- Task to complete: Would you set down every entry shown below, precisely as written?

::: Dataset records :::

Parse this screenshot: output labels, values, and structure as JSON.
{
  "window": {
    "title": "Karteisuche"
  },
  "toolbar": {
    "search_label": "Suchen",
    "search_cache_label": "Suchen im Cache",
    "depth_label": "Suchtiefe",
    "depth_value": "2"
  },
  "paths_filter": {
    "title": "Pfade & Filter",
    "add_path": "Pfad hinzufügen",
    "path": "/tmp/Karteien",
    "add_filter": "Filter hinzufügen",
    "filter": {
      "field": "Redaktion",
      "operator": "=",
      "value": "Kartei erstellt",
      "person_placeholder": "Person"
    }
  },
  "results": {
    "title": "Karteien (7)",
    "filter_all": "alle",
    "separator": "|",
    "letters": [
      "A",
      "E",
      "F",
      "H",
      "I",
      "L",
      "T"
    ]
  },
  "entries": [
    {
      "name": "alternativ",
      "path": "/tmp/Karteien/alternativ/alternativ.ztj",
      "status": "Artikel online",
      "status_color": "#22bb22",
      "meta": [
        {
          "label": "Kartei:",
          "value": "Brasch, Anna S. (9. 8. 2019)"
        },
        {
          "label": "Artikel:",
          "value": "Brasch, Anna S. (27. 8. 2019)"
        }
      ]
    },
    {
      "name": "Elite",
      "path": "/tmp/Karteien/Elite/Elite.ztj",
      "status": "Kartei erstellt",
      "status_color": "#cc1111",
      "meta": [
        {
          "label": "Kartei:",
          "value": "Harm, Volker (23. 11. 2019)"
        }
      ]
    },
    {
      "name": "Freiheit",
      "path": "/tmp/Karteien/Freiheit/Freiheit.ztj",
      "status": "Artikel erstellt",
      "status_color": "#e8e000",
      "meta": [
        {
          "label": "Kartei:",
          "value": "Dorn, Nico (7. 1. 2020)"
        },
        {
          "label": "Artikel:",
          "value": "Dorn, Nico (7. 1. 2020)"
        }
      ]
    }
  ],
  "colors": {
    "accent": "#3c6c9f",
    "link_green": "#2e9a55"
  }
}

:::

- Result below:
Parse this screenshot: output labels, values, and structure as JSON.
{
  "window": {
    "title": "Karteisuche"
  },
  "toolbar": {
    "search_label": "Suchen",
    "search_cache_label": "Suchen im Cache",
    "depth_label": "Suchtiefe",
    "depth_value": "2"
  },
  "paths_filter": {
    "title": "Pfade & Filter",
    "add_path": "Pfad hinzufügen",
    "path": "/tmp/Karteien",
    "add_filter": "Filter hinzufügen",
    "filter": {
      "field": "Redaktion",
      "operator": "=",
      "value": "Kartei erstellt",
      "person_placeholder": "Person"
    }
  },
  "results": {
    "title": "Karteien (7)",
    "filter_all": "alle",
    "separator": "|",
    "letters": [
      "A",
      "E",
      "F",
      "H",
      "I",
      "L",
      "T"
    ]
  },
  "entries": [
    {
      "name": "alternativ",
      "path": "/tmp/Karteien/alternativ/alternativ.ztj",
      "status": "Artikel online",
      "status_color": "#22bb22",
      "meta": [
        {
          "label": "Kartei:",
          "value": "Brasch, Anna S. (9. 8. 2019)"
        },
        {
          "label": "Artikel:",
          "value": "Brasch, Anna S. (27. 8. 2019)"
        }
      ]
    },
    {
      "name": "Elite",
      "path": "/tmp/Karteien/Elite/Elite.ztj",
      "status": "Kartei erstellt",
      "status_color": "#cc1111",
      "meta": [
        {
          "label": "Kartei:",
          "value": "Harm, Volker (23. 11. 2019)"
        }
      ]
    },
    {
      "name": "Freiheit",
      "path": "/tmp/Karteien/Freiheit/Freiheit.ztj",
      "status": "Artikel erstellt",
      "status_color": "#e8e000",
      "meta": [
        {
          "label": "Kartei:",
          "value": "Dorn, Nico (7. 1. 2020)"
        },
        {
          "label": "Artikel:",
          "value": "Dorn, Nico (7. 1. 2020)"
        }
      ]
    }
  ],
  "colors": {
    "accent": "#3c6c9f",
    "link_green": "#2e9a55"
  }
}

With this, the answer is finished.